→ **WHAT YOU HAVE TO DO**
Extract and list every line that contains the word "value".

----------

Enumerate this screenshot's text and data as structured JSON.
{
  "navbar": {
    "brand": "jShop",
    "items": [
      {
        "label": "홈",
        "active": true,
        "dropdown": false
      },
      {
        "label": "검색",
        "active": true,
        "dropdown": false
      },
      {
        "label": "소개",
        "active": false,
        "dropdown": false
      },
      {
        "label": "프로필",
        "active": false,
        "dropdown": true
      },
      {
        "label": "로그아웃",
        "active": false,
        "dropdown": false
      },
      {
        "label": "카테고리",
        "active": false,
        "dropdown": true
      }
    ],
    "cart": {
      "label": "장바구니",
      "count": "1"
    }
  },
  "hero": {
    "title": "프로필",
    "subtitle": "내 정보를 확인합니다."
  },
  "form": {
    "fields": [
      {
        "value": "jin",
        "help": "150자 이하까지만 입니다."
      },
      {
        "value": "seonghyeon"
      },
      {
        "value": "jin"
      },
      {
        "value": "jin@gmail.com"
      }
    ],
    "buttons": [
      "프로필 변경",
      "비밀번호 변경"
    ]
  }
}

----------

→ **PROBLEM SOLUTION**
        "value": "jin",
        "value": "seonghyeon"
        "value": "jin"
        "value": "jin@gmail.com"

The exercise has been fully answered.